== EXERCISE OBJECTIVE ==
Transcribe all of the records precisely as they are presented.

== GIVEN RECORDS ==
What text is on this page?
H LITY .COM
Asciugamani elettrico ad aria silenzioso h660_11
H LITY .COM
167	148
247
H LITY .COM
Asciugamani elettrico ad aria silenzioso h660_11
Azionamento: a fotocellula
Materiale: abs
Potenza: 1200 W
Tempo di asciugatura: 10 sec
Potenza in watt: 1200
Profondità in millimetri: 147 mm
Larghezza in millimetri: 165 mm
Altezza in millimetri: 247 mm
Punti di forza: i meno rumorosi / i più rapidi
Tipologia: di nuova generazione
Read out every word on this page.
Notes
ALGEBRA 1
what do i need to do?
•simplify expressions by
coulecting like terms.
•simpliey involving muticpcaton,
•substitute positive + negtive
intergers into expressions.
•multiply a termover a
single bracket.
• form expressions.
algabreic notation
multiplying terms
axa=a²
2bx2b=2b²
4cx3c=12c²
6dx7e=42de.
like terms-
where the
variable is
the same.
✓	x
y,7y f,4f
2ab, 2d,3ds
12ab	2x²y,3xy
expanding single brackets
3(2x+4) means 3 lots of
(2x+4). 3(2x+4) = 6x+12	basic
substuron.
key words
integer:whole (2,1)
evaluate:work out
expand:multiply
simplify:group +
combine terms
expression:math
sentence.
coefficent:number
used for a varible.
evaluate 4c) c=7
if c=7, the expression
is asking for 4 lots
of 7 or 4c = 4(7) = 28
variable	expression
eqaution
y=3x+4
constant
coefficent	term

== THE RESPONSE ==
What text is on this page?
H LITY .COM
Asciugamani elettrico ad aria silenzioso h660_11
H LITY .COM
167	148
247
H LITY .COM
Asciugamani elettrico ad aria silenzioso h660_11
Azionamento: a fotocellula
Materiale: abs
Potenza: 1200 W
Tempo di asciugatura: 10 sec
Potenza in watt: 1200
Profondità in millimetri: 147 mm
Larghezza in millimetri: 165 mm
Altezza in millimetri: 247 mm
Punti di forza: i meno rumorosi / i più rapidi
Tipologia: di nuova generazione
Read out every word on this page.
Notes
ALGEBRA 1
what do i need to do?
•simplify expressions by
coulecting like terms.
•simpliey involving muticpcaton,
•substitute positive + negtive
intergers into expressions.
•multiply a termover a
single bracket.
• form expressions.
algabreic notation
multiplying terms
axa=a²
2bx2b=2b²
4cx3c=12c²
6dx7e=42de.
like terms-
where the
variable is
the same.
✓	x
y,7y f,4f
2ab, 2d,3ds
12ab	2x²y,3xy
expanding single brackets
3(2x+4) means 3 lots of
(2x+4). 3(2x+4) = 6x+12	basic
substuron.
key words
integer:whole (2,1)
evaluate:work out
expand:multiply
simplify:group +
combine terms
expression:math
sentence.
coefficent:number
used for a varible.
evaluate 4c) c=7
if c=7, the expression
is asking for 4 lots
of 7 or 4c = 4(7) = 28
variable	expression
eqaution
y=3x+4
constant
coefficent	term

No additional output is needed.